# [DATASET CONTENT]
__________
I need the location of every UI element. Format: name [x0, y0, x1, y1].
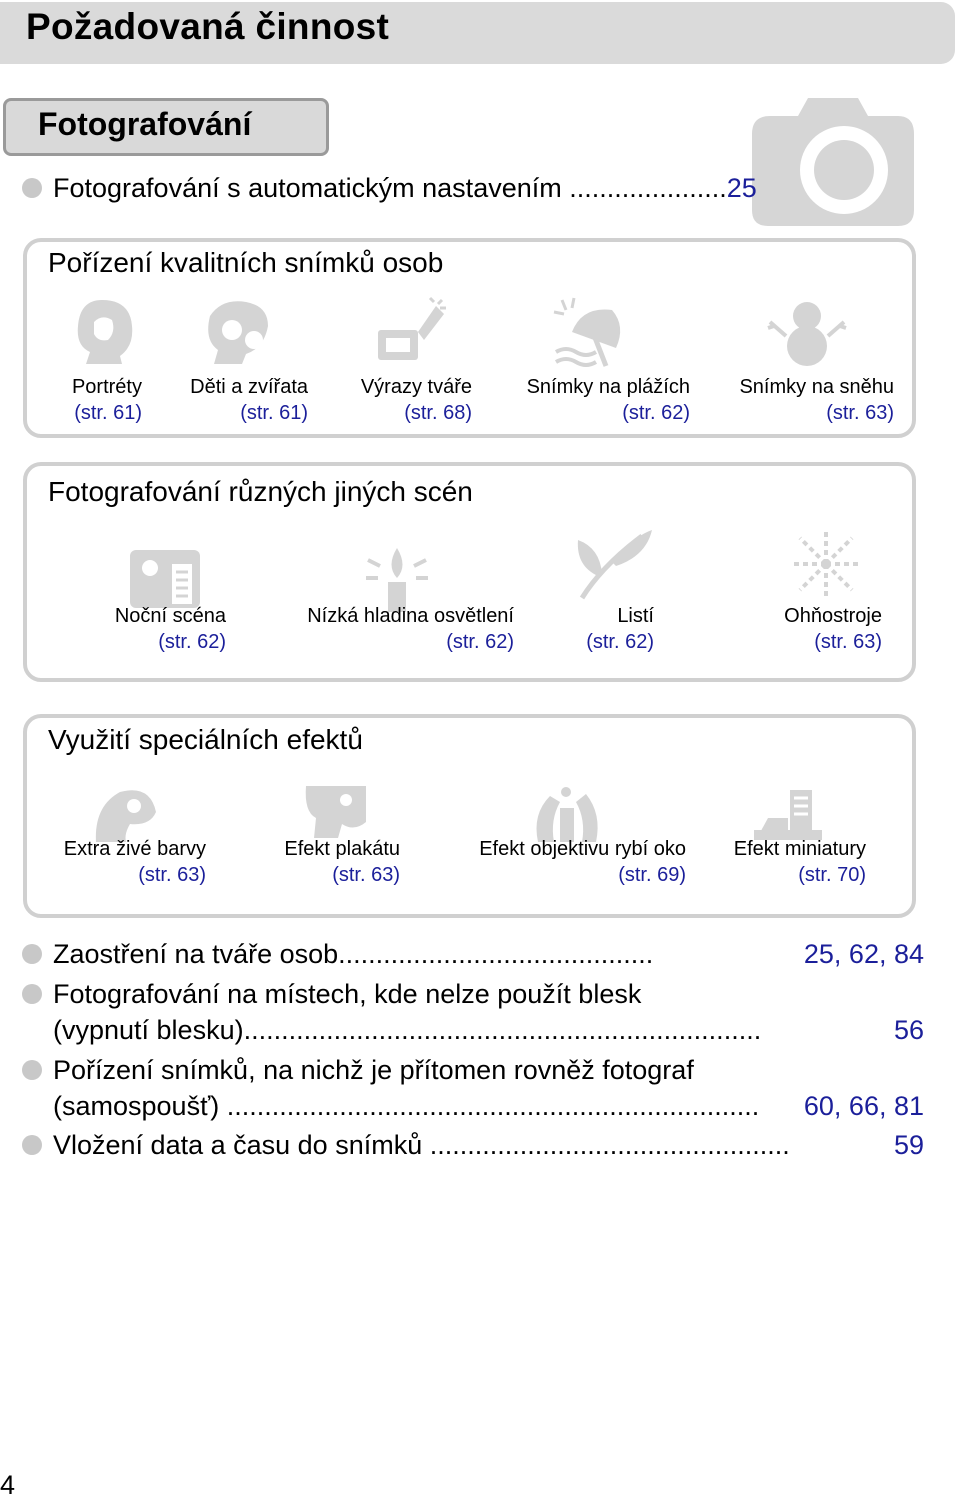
page-ref[interactable]: (str. 63)	[138, 864, 206, 886]
scene-miniature[interactable]	[712, 836, 866, 888]
scene-poster-effect[interactable]	[262, 836, 400, 888]
leader-dots: ................................................	[422, 1130, 790, 1160]
scene-label: Děti a zvířata	[190, 376, 308, 398]
page-ref[interactable]: 25, 62, 84	[803, 939, 924, 969]
item-text: Vložení data a času do snímků	[53, 1130, 423, 1160]
page-ref[interactable]: 25	[726, 173, 757, 203]
bullet-dot	[22, 1060, 42, 1080]
scene-fireworks[interactable]	[762, 603, 882, 655]
scene-night[interactable]	[96, 603, 226, 655]
page-ref[interactable]: (str. 62)	[446, 631, 514, 653]
page-ref[interactable]: (str. 61)	[240, 402, 308, 424]
scene-beach[interactable]	[500, 374, 690, 426]
leader-dots: ..........................................	[338, 939, 654, 969]
page-ref[interactable]: (str. 62)	[622, 402, 690, 424]
scene-label: Efekt objektivu rybí oko	[479, 838, 686, 860]
foliage-icon	[572, 526, 654, 600]
scene-low-light[interactable]	[272, 603, 514, 655]
scene-label: Portréty	[71, 376, 142, 398]
item-text: Zaostření na tváře osob	[53, 939, 339, 969]
page-ref[interactable]: (str. 70)	[798, 864, 866, 886]
fireworks-icon	[788, 528, 864, 600]
poster-effect-icon	[302, 782, 370, 840]
scene-snow[interactable]	[714, 374, 894, 426]
scene-fisheye[interactable]	[446, 836, 686, 888]
scene-kids-pets[interactable]	[172, 374, 308, 426]
scene-label: Efekt plakátu	[284, 838, 400, 860]
item-text-continued: (vypnutí blesku)	[53, 1015, 244, 1045]
scene-vivid-color[interactable]	[40, 836, 206, 888]
page-number: 4	[0, 1470, 16, 1500]
panel-title: Pořízení kvalitních snímků osob	[48, 247, 444, 278]
leader-dots: .......................................................................	[219, 1091, 760, 1121]
page-ref[interactable]: (str. 62)	[158, 631, 226, 653]
list-item-flash-off[interactable]	[22, 976, 942, 1048]
list-item-date-stamp[interactable]	[22, 1127, 942, 1163]
page-ref[interactable]: (str. 69)	[618, 864, 686, 886]
panel-title: Využití speciálních efektů	[48, 724, 363, 755]
page-ref[interactable]: (str. 62)	[586, 631, 654, 653]
list-item-self-timer[interactable]	[22, 1052, 942, 1124]
miniature-icon	[752, 786, 824, 842]
section-title: Fotografování	[38, 106, 252, 142]
scene-portraits[interactable]	[60, 374, 142, 426]
page-ref[interactable]: (str. 61)	[74, 402, 142, 424]
bullet-dot	[22, 1135, 42, 1155]
kids-pets-icon	[202, 296, 274, 366]
item-text: Fotografování na místech, kde nelze použít blesk	[53, 979, 642, 1009]
scene-label: Snímky na sněhu	[739, 376, 894, 398]
page-ref[interactable]: (str. 63)	[826, 402, 894, 424]
page-title: Požadovaná činnost	[26, 6, 390, 47]
scene-label: Noční scéna	[114, 605, 226, 627]
scene-label: Efekt miniatury	[733, 838, 866, 860]
scene-foliage[interactable]	[574, 603, 654, 655]
bullet-dot	[22, 944, 42, 964]
scene-label: Extra živé barvy	[63, 838, 206, 860]
beach-icon	[552, 296, 632, 368]
bullet-dot	[22, 178, 42, 198]
scene-label: Výrazy tváře	[360, 376, 472, 398]
item-text: Pořízení snímků, na nichž je přítomen rovněž fotograf	[53, 1055, 694, 1085]
page-ref[interactable]: (str. 68)	[404, 402, 472, 424]
panel-title: Fotografování různých jiných scén	[48, 476, 473, 507]
page-ref[interactable]: 59	[893, 1130, 924, 1160]
face-expression-icon	[372, 296, 448, 366]
scene-label: Snímky na plážích	[526, 376, 690, 398]
portrait-icon	[72, 296, 138, 366]
page-ref[interactable]: 60, 66, 81	[803, 1091, 924, 1121]
item-text-continued: (samospoušť)	[53, 1091, 220, 1121]
scene-label: Ohňostroje	[784, 605, 882, 627]
leader-dots: .....................................................................	[243, 1015, 762, 1045]
page-ref[interactable]: (str. 63)	[332, 864, 400, 886]
scene-face-expressions[interactable]	[344, 374, 472, 426]
list-item-face-focus[interactable]	[22, 936, 942, 972]
page-ref[interactable]: (str. 63)	[814, 631, 882, 653]
fisheye-icon	[530, 784, 604, 844]
bullet-dot	[22, 984, 42, 1004]
item-text: Fotografování s automatickým nastavením	[53, 173, 562, 203]
leader-dots: .....................	[561, 173, 727, 203]
camera-icon	[748, 94, 918, 228]
scene-label: Listí	[617, 605, 654, 627]
page-ref[interactable]: 56	[893, 1015, 924, 1045]
snow-icon	[766, 296, 848, 368]
list-item-auto[interactable]	[22, 170, 942, 206]
scene-label: Nízká hladina osvětlení	[307, 605, 514, 627]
__________
# [STATED PROBLEM]
Return every line above unchanged, leaving out the pictures.

# [EXERCISE RESULT]
I need the location of every UI element. Format: name [x0, y0, x1, y1].
page-ref[interactable]: (str. 63)	[138, 864, 206, 886]
scene-miniature[interactable]	[712, 836, 866, 888]
scene-poster-effect[interactable]	[262, 836, 400, 888]
leader-dots: ................................................	[422, 1130, 790, 1160]
scene-label: Děti a zvířata	[190, 376, 308, 398]
page-ref[interactable]: 25, 62, 84	[803, 939, 924, 969]
item-text: Vložení data a času do snímků	[53, 1130, 423, 1160]
page-ref[interactable]: 25	[726, 173, 757, 203]
bullet-dot	[22, 1060, 42, 1080]
scene-fireworks[interactable]	[762, 603, 882, 655]
scene-night[interactable]	[96, 603, 226, 655]
page-ref[interactable]: (str. 62)	[446, 631, 514, 653]
page-ref[interactable]: (str. 61)	[240, 402, 308, 424]
scene-beach[interactable]	[500, 374, 690, 426]
leader-dots: ..........................................	[338, 939, 654, 969]
page-ref[interactable]: (str. 62)	[622, 402, 690, 424]
scene-label: Efekt objektivu rybí oko	[479, 838, 686, 860]
foliage-icon	[572, 526, 654, 600]
scene-low-light[interactable]	[272, 603, 514, 655]
scene-label: Portréty	[71, 376, 142, 398]
item-text: Zaostření na tváře osob	[53, 939, 339, 969]
page-ref[interactable]: (str. 70)	[798, 864, 866, 886]
fireworks-icon	[788, 528, 864, 600]
poster-effect-icon	[302, 782, 370, 840]
scene-snow[interactable]	[714, 374, 894, 426]
scene-fisheye[interactable]	[446, 836, 686, 888]
scene-kids-pets[interactable]	[172, 374, 308, 426]
scene-label: Efekt plakátu	[284, 838, 400, 860]
item-text-continued: (vypnutí blesku)	[53, 1015, 244, 1045]
scene-vivid-color[interactable]	[40, 836, 206, 888]
page-number: 4	[0, 1470, 16, 1500]
panel-title: Pořízení kvalitních snímků osob	[48, 247, 444, 278]
leader-dots: .......................................................................	[219, 1091, 760, 1121]
page-ref[interactable]: (str. 62)	[158, 631, 226, 653]
list-item-flash-off[interactable]	[22, 976, 942, 1048]
list-item-date-stamp[interactable]	[22, 1127, 942, 1163]
page-ref[interactable]: (str. 69)	[618, 864, 686, 886]
panel-title: Využití speciálních efektů	[48, 724, 363, 755]
page-ref[interactable]: (str. 62)	[586, 631, 654, 653]
list-item-self-timer[interactable]	[22, 1052, 942, 1124]
miniature-icon	[752, 786, 824, 842]
section-title: Fotografování	[38, 106, 252, 142]
scene-portraits[interactable]	[60, 374, 142, 426]
page-ref[interactable]: (str. 61)	[74, 402, 142, 424]
bullet-dot	[22, 1135, 42, 1155]
kids-pets-icon	[202, 296, 274, 366]
item-text: Fotografování na místech, kde nelze použít blesk	[53, 979, 642, 1009]
scene-label: Snímky na sněhu	[739, 376, 894, 398]
page-ref[interactable]: (str. 63)	[826, 402, 894, 424]
page-title: Požadovaná činnost	[26, 6, 390, 47]
scene-label: Noční scéna	[114, 605, 226, 627]
scene-label: Efekt miniatury	[733, 838, 866, 860]
scene-foliage[interactable]	[574, 603, 654, 655]
bullet-dot	[22, 944, 42, 964]
scene-label: Extra živé barvy	[63, 838, 206, 860]
beach-icon	[552, 296, 632, 368]
bullet-dot	[22, 178, 42, 198]
scene-label: Výrazy tváře	[360, 376, 472, 398]
item-text: Pořízení snímků, na nichž je přítomen rovněž fotograf	[53, 1055, 694, 1085]
page-ref[interactable]: (str. 68)	[404, 402, 472, 424]
panel-title: Fotografování různých jiných scén	[48, 476, 473, 507]
page-ref[interactable]: 59	[893, 1130, 924, 1160]
face-expression-icon	[372, 296, 448, 366]
scene-label: Snímky na plážích	[526, 376, 690, 398]
portrait-icon	[72, 296, 138, 366]
page-ref[interactable]: 60, 66, 81	[803, 1091, 924, 1121]
item-text-continued: (samospoušť)	[53, 1091, 220, 1121]
scene-label: Ohňostroje	[784, 605, 882, 627]
leader-dots: .....................................................................	[243, 1015, 762, 1045]
page-ref[interactable]: (str. 63)	[332, 864, 400, 886]
scene-face-expressions[interactable]	[344, 374, 472, 426]
list-item-face-focus[interactable]	[22, 936, 942, 972]
page-ref[interactable]: (str. 63)	[814, 631, 882, 653]
fisheye-icon	[530, 784, 604, 844]
bullet-dot	[22, 984, 42, 1004]
item-text: Fotografování s automatickým nastavením	[53, 173, 562, 203]
leader-dots: .....................	[561, 173, 727, 203]
camera-icon	[748, 94, 918, 228]
scene-label: Listí	[617, 605, 654, 627]
page-ref[interactable]: 56	[893, 1015, 924, 1045]
snow-icon	[766, 296, 848, 368]
list-item-auto[interactable]	[22, 170, 942, 206]
scene-label: Nízká hladina osvětlení	[307, 605, 514, 627]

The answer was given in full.